• **WORK TASK**:
Output all the records word for word. Drop the pictures.

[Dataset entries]

______________________________

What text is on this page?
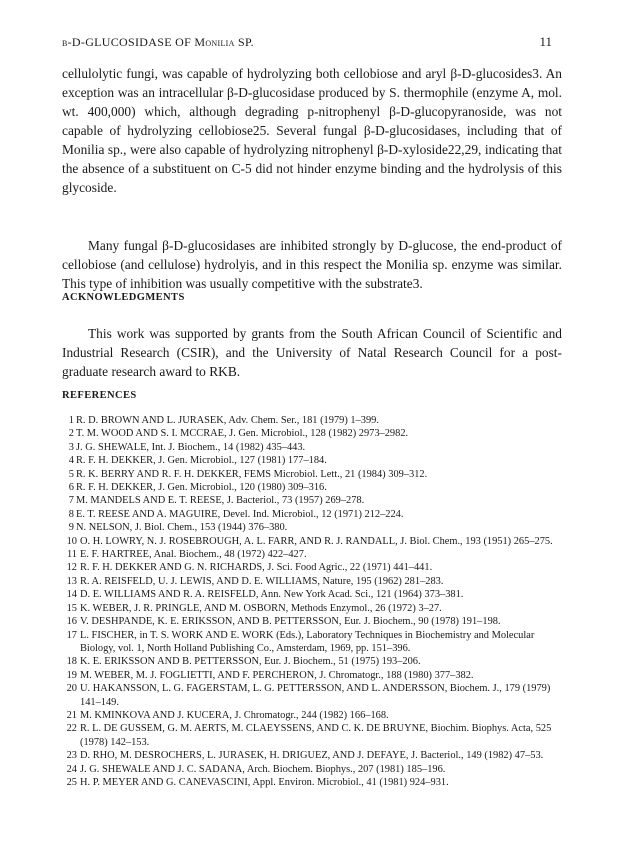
β-D-GLUCOSIDASE OF Monilia SP.	11

cellulolytic fungi, was capable of hydrolyzing both cellobiose and aryl β-D-glucosides3. An exception was an intracellular β-D-glucosidase produced by S. thermophile (enzyme A, mol. wt. 400,000) which, although degrading p-nitrophenyl β-D-glucopyranoside, was not capable of hydrolyzing cellobiose25. Several fungal β-D-glucosidases, including that of Monilia sp., were also capable of hydrolyzing nitrophenyl β-D-xyloside22,29, indicating that the absence of a substituent on C-5 did not hinder enzyme binding and the hydrolysis of this glycoside.

Many fungal β-D-glucosidases are inhibited strongly by D-glucose, the end-product of cellobiose (and cellulose) hydrolyis, and in this respect the Monilia sp. enzyme was similar. This type of inhibition was usually competitive with the substrate3.

ACKNOWLEDGMENTS

This work was supported by grants from the South African Council of Scientific and Industrial Research (CSIR), and the University of Natal Research Council for a post-graduate research award to RKB.

REFERENCES
1 R. D. BROWN AND L. JURASEK, Adv. Chem. Ser., 181 (1979) 1–399.
2 T. M. WOOD AND S. I. MCCRAE, J. Gen. Microbiol., 128 (1982) 2973–2982.
3 J. G. SHEWALE, Int. J. Biochem., 14 (1982) 435–443.
4 R. F. H. DEKKER, J. Gen. Microbiol., 127 (1981) 177–184.
5 R. K. BERRY AND R. F. H. DEKKER, FEMS Microbiol. Lett., 21 (1984) 309–312.
6 R. F. H. DEKKER, J. Gen. Microbiol., 120 (1980) 309–316.
7 M. MANDELS AND E. T. REESE, J. Bacteriol., 73 (1957) 269–278.
8 E. T. REESE AND A. MAGUIRE, Devel. Ind. Microbiol., 12 (1971) 212–224.
9 N. NELSON, J. Biol. Chem., 153 (1944) 376–380.
10 O. H. LOWRY, N. J. ROSEBROUGH, A. L. FARR, AND R. J. RANDALL, J. Biol. Chem., 193 (1951) 265–275.
11 E. F. HARTREE, Anal. Biochem., 48 (1972) 422–427.
12 R. F. H. DEKKER AND G. N. RICHARDS, J. Sci. Food Agric., 22 (1971) 441–441.
13 R. A. REISFELD, U. J. LEWIS, AND D. E. WILLIAMS, Nature, 195 (1962) 281–283.
14 D. E. WILLIAMS AND R. A. REISFELD, Ann. New York Acad. Sci., 121 (1964) 373–381.
15 K. WEBER, J. R. PRINGLE, AND M. OSBORN, Methods Enzymol., 26 (1972) 3–27.
16 V. DESHPANDE, K. E. ERIKSSON, AND B. PETTERSSON, Eur. J. Biochem., 90 (1978) 191–198.
17 L. FISCHER, in T. S. WORK AND E. WORK (Eds.), Laboratory Techniques in Biochemistry and Molecular Biology, vol. 1, North Holland Publishing Co., Amsterdam, 1969, pp. 151–396.
18 K. E. ERIKSSON AND B. PETTERSSON, Eur. J. Biochem., 51 (1975) 193–206.
19 M. WEBER, M. J. FOGLIETTI, AND F. PERCHERON, J. Chromatogr., 188 (1980) 377–382.
20 U. HAKANSSON, L. G. FAGERSTAM, L. G. PETTERSSON, AND L. ANDERSSON, Biochem. J., 179 (1979) 141–149.
21 M. KMINKOVA AND J. KUCERA, J. Chromatogr., 244 (1982) 166–168.
22 R. L. DE GUSSEM, G. M. AERTS, M. CLAEYSSENS, AND C. K. DE BRUYNE, Biochim. Biophys. Acta, 525 (1978) 142–153.
23 D. RHO, M. DESROCHERS, L. JURASEK, H. DRIGUEZ, AND J. DEFAYE, J. Bacteriol., 149 (1982) 47–53.
24 J. G. SHEWALE AND J. C. SADANA, Arch. Biochem. Biophys., 207 (1981) 185–196.
25 H. P. MEYER AND G. CANEVASCINI, Appl. Environ. Microbiol., 41 (1981) 924–931.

______________________________

• **ANSWER BOX**:
What text is on this page?
β-D-GLUCOSIDASE OF Monilia SP.	11

cellulolytic fungi, was capable of hydrolyzing both cellobiose and aryl β-D-glucosides3. An exception was an intracellular β-D-glucosidase produced by S. thermophile (enzyme A, mol. wt. 400,000) which, although degrading p-nitrophenyl β-D-glucopyranoside, was not capable of hydrolyzing cellobiose25. Several fungal β-D-glucosidases, including that of Monilia sp., were also capable of hydrolyzing nitrophenyl β-D-xyloside22,29, indicating that the absence of a substituent on C-5 did not hinder enzyme binding and the hydrolysis of this glycoside.

Many fungal β-D-glucosidases are inhibited strongly by D-glucose, the end-product of cellobiose (and cellulose) hydrolyis, and in this respect the Monilia sp. enzyme was similar. This type of inhibition was usually competitive with the substrate3.

ACKNOWLEDGMENTS

This work was supported by grants from the South African Council of Scientific and Industrial Research (CSIR), and the University of Natal Research Council for a post-graduate research award to RKB.

REFERENCES
1 R. D. BROWN AND L. JURASEK, Adv. Chem. Ser., 181 (1979) 1–399.
2 T. M. WOOD AND S. I. MCCRAE, J. Gen. Microbiol., 128 (1982) 2973–2982.
3 J. G. SHEWALE, Int. J. Biochem., 14 (1982) 435–443.
4 R. F. H. DEKKER, J. Gen. Microbiol., 127 (1981) 177–184.
5 R. K. BERRY AND R. F. H. DEKKER, FEMS Microbiol. Lett., 21 (1984) 309–312.
6 R. F. H. DEKKER, J. Gen. Microbiol., 120 (1980) 309–316.
7 M. MANDELS AND E. T. REESE, J. Bacteriol., 73 (1957) 269–278.
8 E. T. REESE AND A. MAGUIRE, Devel. Ind. Microbiol., 12 (1971) 212–224.
9 N. NELSON, J. Biol. Chem., 153 (1944) 376–380.
10 O. H. LOWRY, N. J. ROSEBROUGH, A. L. FARR, AND R. J. RANDALL, J. Biol. Chem., 193 (1951) 265–275.
11 E. F. HARTREE, Anal. Biochem., 48 (1972) 422–427.
12 R. F. H. DEKKER AND G. N. RICHARDS, J. Sci. Food Agric., 22 (1971) 441–441.
13 R. A. REISFELD, U. J. LEWIS, AND D. E. WILLIAMS, Nature, 195 (1962) 281–283.
14 D. E. WILLIAMS AND R. A. REISFELD, Ann. New York Acad. Sci., 121 (1964) 373–381.
15 K. WEBER, J. R. PRINGLE, AND M. OSBORN, Methods Enzymol., 26 (1972) 3–27.
16 V. DESHPANDE, K. E. ERIKSSON, AND B. PETTERSSON, Eur. J. Biochem., 90 (1978) 191–198.
17 L. FISCHER, in T. S. WORK AND E. WORK (Eds.), Laboratory Techniques in Biochemistry and Molecular Biology, vol. 1, North Holland Publishing Co., Amsterdam, 1969, pp. 151–396.
18 K. E. ERIKSSON AND B. PETTERSSON, Eur. J. Biochem., 51 (1975) 193–206.
19 M. WEBER, M. J. FOGLIETTI, AND F. PERCHERON, J. Chromatogr., 188 (1980) 377–382.
20 U. HAKANSSON, L. G. FAGERSTAM, L. G. PETTERSSON, AND L. ANDERSSON, Biochem. J., 179 (1979) 141–149.
21 M. KMINKOVA AND J. KUCERA, J. Chromatogr., 244 (1982) 166–168.
22 R. L. DE GUSSEM, G. M. AERTS, M. CLAEYSSENS, AND C. K. DE BRUYNE, Biochim. Biophys. Acta, 525 (1978) 142–153.
23 D. RHO, M. DESROCHERS, L. JURASEK, H. DRIGUEZ, AND J. DEFAYE, J. Bacteriol., 149 (1982) 47–53.
24 J. G. SHEWALE AND J. C. SADANA, Arch. Biochem. Biophys., 207 (1981) 185–196.
25 H. P. MEYER AND G. CANEVASCINI, Appl. Environ. Microbiol., 41 (1981) 924–931.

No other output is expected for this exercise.